Instructions for the task -
Transcribe all of the material exactly. Any picture in it should be left out.
START Raw records
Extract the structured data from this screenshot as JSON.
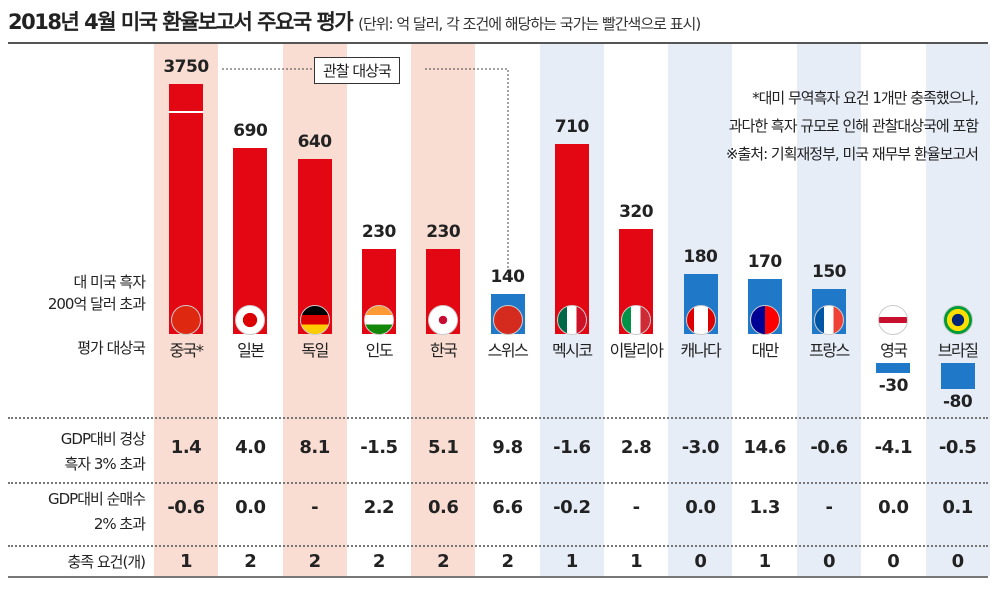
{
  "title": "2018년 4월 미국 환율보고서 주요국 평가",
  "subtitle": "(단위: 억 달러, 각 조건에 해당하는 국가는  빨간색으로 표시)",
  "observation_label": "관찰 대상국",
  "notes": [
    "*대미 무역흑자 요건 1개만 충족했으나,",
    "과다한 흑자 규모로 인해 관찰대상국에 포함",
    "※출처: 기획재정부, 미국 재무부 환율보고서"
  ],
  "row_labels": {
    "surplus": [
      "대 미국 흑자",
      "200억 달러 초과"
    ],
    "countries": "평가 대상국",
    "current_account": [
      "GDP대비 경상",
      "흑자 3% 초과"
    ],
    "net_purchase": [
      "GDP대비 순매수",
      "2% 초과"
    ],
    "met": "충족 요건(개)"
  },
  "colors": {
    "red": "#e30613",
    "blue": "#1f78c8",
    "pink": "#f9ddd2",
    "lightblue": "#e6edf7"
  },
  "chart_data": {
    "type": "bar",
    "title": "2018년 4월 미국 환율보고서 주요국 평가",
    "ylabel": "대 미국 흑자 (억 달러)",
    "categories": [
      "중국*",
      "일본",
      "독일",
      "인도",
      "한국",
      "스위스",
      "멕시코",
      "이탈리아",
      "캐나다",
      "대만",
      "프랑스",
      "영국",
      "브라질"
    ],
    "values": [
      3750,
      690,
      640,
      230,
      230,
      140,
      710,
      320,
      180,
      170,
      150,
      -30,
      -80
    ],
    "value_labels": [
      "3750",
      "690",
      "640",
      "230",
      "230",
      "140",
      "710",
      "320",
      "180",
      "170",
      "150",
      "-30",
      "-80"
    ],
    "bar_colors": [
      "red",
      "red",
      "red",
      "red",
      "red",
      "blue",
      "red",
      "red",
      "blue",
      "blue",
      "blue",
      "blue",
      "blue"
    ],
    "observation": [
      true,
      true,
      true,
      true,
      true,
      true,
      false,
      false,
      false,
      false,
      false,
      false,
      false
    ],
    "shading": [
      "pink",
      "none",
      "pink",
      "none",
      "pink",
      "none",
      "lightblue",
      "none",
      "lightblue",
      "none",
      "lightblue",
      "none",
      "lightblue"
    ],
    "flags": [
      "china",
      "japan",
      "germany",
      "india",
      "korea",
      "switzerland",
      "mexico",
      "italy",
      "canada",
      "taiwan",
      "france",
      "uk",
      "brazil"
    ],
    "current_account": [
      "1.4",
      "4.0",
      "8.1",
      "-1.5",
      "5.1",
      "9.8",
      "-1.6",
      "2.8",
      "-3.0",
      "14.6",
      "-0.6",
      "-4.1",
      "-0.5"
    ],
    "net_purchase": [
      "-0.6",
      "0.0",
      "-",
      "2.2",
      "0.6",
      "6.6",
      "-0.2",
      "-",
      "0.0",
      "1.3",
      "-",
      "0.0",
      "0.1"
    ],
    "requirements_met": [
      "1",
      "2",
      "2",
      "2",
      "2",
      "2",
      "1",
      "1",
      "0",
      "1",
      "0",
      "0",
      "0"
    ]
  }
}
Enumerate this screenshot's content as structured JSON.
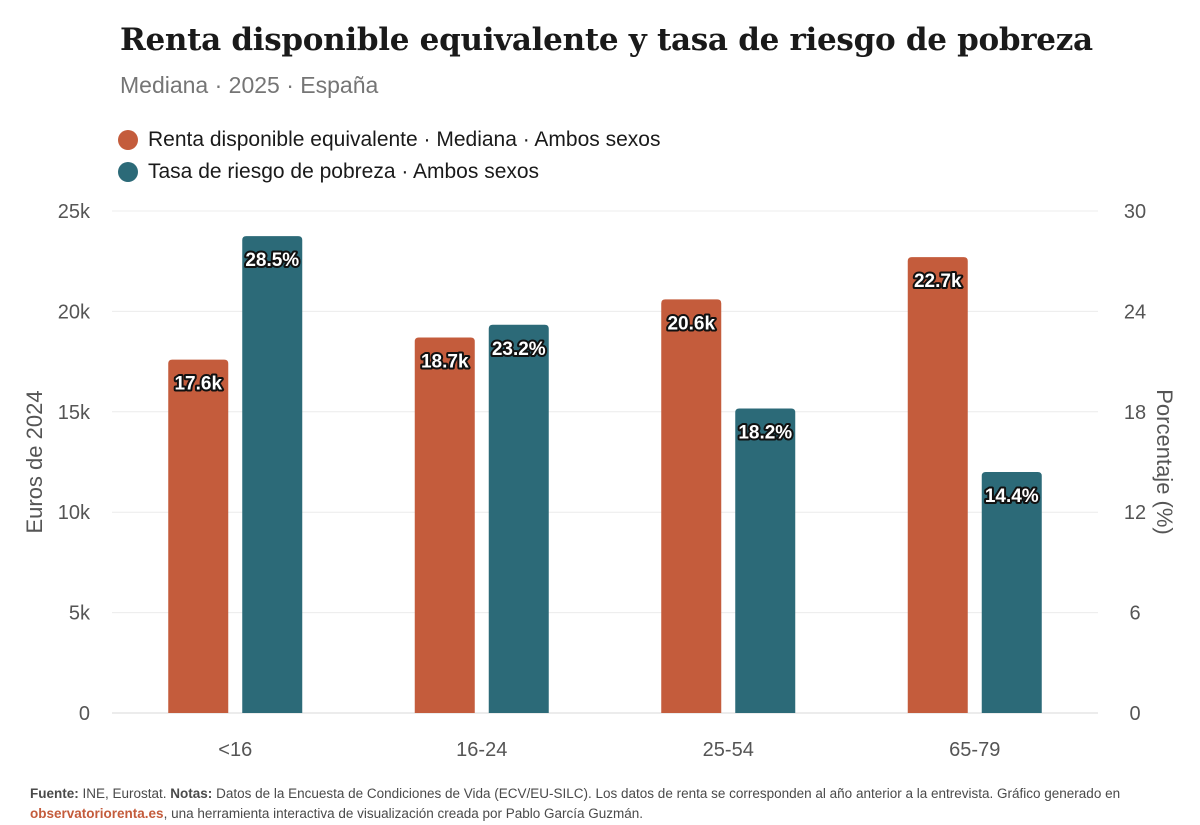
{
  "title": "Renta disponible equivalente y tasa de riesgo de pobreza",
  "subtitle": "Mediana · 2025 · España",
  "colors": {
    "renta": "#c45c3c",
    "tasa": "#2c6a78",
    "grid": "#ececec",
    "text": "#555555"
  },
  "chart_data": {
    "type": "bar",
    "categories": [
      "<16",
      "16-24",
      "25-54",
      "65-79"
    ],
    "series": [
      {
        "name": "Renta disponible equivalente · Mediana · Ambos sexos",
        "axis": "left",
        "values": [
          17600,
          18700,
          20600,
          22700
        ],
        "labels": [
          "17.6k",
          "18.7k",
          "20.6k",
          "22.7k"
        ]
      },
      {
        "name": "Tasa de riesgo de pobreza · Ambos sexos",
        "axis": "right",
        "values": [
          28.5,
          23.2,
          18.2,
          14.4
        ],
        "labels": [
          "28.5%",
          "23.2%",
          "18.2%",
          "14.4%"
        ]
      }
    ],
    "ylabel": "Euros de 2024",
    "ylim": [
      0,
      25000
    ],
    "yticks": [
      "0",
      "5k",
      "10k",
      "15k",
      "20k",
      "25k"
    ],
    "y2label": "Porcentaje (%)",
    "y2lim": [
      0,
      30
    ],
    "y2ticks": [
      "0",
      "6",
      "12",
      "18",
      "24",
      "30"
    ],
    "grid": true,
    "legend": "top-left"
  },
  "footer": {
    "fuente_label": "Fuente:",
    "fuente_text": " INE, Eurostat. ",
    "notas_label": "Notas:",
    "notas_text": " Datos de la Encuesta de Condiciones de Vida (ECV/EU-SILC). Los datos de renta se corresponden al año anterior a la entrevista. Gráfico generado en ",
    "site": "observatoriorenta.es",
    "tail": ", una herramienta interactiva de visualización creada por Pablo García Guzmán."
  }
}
END Raw records
The completed task -
Extract the structured data from this screenshot as JSON.
{
  "title": "2018년 4월 미국 환율보고서 주요국 평가",
  "subtitle": "(단위: 억 달러, 각 조건에 해당하는 국가는  빨간색으로 표시)",
  "observation_label": "관찰 대상국",
  "notes": [
    "*대미 무역흑자 요건 1개만 충족했으나,",
    "과다한 흑자 규모로 인해 관찰대상국에 포함",
    "※출처: 기획재정부, 미국 재무부 환율보고서"
  ],
  "row_labels": {
    "surplus": [
      "대 미국 흑자",
      "200억 달러 초과"
    ],
    "countries": "평가 대상국",
    "current_account": [
      "GDP대비 경상",
      "흑자 3% 초과"
    ],
    "net_purchase": [
      "GDP대비 순매수",
      "2% 초과"
    ],
    "met": "충족 요건(개)"
  },
  "colors": {
    "red": "#e30613",
    "blue": "#1f78c8",
    "pink": "#f9ddd2",
    "lightblue": "#e6edf7"
  },
  "chart_data": {
    "type": "bar",
    "title": "2018년 4월 미국 환율보고서 주요국 평가",
    "ylabel": "대 미국 흑자 (억 달러)",
    "categories": [
      "중국*",
      "일본",
      "독일",
      "인도",
      "한국",
      "스위스",
      "멕시코",
      "이탈리아",
      "캐나다",
      "대만",
      "프랑스",
      "영국",
      "브라질"
    ],
    "values": [
      3750,
      690,
      640,
      230,
      230,
      140,
      710,
      320,
      180,
      170,
      150,
      -30,
      -80
    ],
    "value_labels": [
      "3750",
      "690",
      "640",
      "230",
      "230",
      "140",
      "710",
      "320",
      "180",
      "170",
      "150",
      "-30",
      "-80"
    ],
    "bar_colors": [
      "red",
      "red",
      "red",
      "red",
      "red",
      "blue",
      "red",
      "red",
      "blue",
      "blue",
      "blue",
      "blue",
      "blue"
    ],
    "observation": [
      true,
      true,
      true,
      true,
      true,
      true,
      false,
      false,
      false,
      false,
      false,
      false,
      false
    ],
    "shading": [
      "pink",
      "none",
      "pink",
      "none",
      "pink",
      "none",
      "lightblue",
      "none",
      "lightblue",
      "none",
      "lightblue",
      "none",
      "lightblue"
    ],
    "flags": [
      "china",
      "japan",
      "germany",
      "india",
      "korea",
      "switzerland",
      "mexico",
      "italy",
      "canada",
      "taiwan",
      "france",
      "uk",
      "brazil"
    ],
    "current_account": [
      "1.4",
      "4.0",
      "8.1",
      "-1.5",
      "5.1",
      "9.8",
      "-1.6",
      "2.8",
      "-3.0",
      "14.6",
      "-0.6",
      "-4.1",
      "-0.5"
    ],
    "net_purchase": [
      "-0.6",
      "0.0",
      "-",
      "2.2",
      "0.6",
      "6.6",
      "-0.2",
      "-",
      "0.0",
      "1.3",
      "-",
      "0.0",
      "0.1"
    ],
    "requirements_met": [
      "1",
      "2",
      "2",
      "2",
      "2",
      "2",
      "1",
      "1",
      "0",
      "1",
      "0",
      "0",
      "0"
    ]
  }
}
Enumerate this screenshot's content as structured JSON.
{
  "title": "Renta disponible equivalente y tasa de riesgo de pobreza",
  "subtitle": "Mediana · 2025 · España",
  "colors": {
    "renta": "#c45c3c",
    "tasa": "#2c6a78",
    "grid": "#ececec",
    "text": "#555555"
  },
  "chart_data": {
    "type": "bar",
    "categories": [
      "<16",
      "16-24",
      "25-54",
      "65-79"
    ],
    "series": [
      {
        "name": "Renta disponible equivalente · Mediana · Ambos sexos",
        "axis": "left",
        "values": [
          17600,
          18700,
          20600,
          22700
        ],
        "labels": [
          "17.6k",
          "18.7k",
          "20.6k",
          "22.7k"
        ]
      },
      {
        "name": "Tasa de riesgo de pobreza · Ambos sexos",
        "axis": "right",
        "values": [
          28.5,
          23.2,
          18.2,
          14.4
        ],
        "labels": [
          "28.5%",
          "23.2%",
          "18.2%",
          "14.4%"
        ]
      }
    ],
    "ylabel": "Euros de 2024",
    "ylim": [
      0,
      25000
    ],
    "yticks": [
      "0",
      "5k",
      "10k",
      "15k",
      "20k",
      "25k"
    ],
    "y2label": "Porcentaje (%)",
    "y2lim": [
      0,
      30
    ],
    "y2ticks": [
      "0",
      "6",
      "12",
      "18",
      "24",
      "30"
    ],
    "grid": true,
    "legend": "top-left"
  },
  "footer": {
    "fuente_label": "Fuente:",
    "fuente_text": " INE, Eurostat. ",
    "notas_label": "Notas:",
    "notas_text": " Datos de la Encuesta de Condiciones de Vida (ECV/EU-SILC). Los datos de renta se corresponden al año anterior a la entrevista. Gráfico generado en ",
    "site": "observatoriorenta.es",
    "tail": ", una herramienta interactiva de visualización creada por Pablo García Guzmán."
  }
}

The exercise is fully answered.